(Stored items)
################
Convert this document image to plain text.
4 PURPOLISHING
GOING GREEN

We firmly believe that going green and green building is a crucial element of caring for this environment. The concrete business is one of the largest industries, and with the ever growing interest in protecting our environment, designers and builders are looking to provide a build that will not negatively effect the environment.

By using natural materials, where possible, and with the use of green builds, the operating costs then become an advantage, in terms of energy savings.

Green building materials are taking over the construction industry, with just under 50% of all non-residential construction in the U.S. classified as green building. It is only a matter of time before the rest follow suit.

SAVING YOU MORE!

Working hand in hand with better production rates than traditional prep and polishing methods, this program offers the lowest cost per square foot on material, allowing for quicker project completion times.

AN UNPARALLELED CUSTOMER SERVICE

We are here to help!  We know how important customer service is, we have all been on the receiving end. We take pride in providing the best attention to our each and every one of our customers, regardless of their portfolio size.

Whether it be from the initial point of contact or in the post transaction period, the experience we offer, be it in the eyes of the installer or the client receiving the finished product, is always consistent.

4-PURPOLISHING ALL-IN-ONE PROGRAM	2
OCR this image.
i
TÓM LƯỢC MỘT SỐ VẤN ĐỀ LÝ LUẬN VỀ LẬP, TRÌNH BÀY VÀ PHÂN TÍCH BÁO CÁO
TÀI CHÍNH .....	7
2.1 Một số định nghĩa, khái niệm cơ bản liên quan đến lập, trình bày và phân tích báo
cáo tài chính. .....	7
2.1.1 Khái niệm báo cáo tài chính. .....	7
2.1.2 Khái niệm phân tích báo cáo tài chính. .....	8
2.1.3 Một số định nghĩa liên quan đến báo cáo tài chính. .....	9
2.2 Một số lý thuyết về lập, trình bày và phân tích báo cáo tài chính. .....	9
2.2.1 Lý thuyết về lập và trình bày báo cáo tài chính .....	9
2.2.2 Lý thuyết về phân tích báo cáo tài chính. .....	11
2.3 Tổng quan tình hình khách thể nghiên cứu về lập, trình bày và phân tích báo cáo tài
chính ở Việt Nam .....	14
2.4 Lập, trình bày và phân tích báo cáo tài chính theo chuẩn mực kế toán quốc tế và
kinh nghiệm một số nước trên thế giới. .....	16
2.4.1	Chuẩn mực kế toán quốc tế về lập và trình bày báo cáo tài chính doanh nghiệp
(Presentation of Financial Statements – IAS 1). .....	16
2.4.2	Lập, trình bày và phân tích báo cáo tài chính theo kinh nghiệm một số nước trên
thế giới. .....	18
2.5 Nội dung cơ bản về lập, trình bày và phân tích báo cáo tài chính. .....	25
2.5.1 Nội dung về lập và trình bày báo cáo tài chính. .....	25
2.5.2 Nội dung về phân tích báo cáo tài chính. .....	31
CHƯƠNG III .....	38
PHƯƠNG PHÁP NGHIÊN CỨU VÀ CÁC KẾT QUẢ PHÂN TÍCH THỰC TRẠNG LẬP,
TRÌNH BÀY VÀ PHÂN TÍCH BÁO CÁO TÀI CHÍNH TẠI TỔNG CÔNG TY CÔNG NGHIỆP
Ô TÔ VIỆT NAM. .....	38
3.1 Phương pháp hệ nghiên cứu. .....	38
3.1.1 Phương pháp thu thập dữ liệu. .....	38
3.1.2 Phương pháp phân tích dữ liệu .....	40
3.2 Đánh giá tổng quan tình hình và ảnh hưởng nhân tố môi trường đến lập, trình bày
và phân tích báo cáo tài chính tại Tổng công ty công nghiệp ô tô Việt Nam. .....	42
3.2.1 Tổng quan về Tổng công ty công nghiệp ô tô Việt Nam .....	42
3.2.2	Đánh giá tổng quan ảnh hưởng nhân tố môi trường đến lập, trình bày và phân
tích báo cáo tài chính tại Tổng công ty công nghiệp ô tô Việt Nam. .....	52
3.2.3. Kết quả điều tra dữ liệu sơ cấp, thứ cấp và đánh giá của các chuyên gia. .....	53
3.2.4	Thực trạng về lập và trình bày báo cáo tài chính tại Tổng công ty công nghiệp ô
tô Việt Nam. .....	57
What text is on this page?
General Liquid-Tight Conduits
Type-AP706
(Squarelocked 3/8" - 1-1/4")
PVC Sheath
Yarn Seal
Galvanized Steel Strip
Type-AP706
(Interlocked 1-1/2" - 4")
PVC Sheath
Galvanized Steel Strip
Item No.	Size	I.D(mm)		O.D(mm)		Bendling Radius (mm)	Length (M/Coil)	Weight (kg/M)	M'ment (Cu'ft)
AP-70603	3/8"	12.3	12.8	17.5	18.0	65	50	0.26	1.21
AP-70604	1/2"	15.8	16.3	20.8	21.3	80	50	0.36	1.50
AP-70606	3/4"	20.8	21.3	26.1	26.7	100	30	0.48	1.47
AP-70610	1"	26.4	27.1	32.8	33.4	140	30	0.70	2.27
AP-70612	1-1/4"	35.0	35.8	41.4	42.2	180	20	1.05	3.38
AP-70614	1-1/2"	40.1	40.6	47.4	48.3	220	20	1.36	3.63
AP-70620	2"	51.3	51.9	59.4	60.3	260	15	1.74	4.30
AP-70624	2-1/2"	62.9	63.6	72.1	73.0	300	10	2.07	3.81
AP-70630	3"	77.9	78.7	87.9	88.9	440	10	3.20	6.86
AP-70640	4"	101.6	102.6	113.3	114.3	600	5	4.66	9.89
################
Tally up the lines holding the string "materials" in this listing, and report the total alone.

2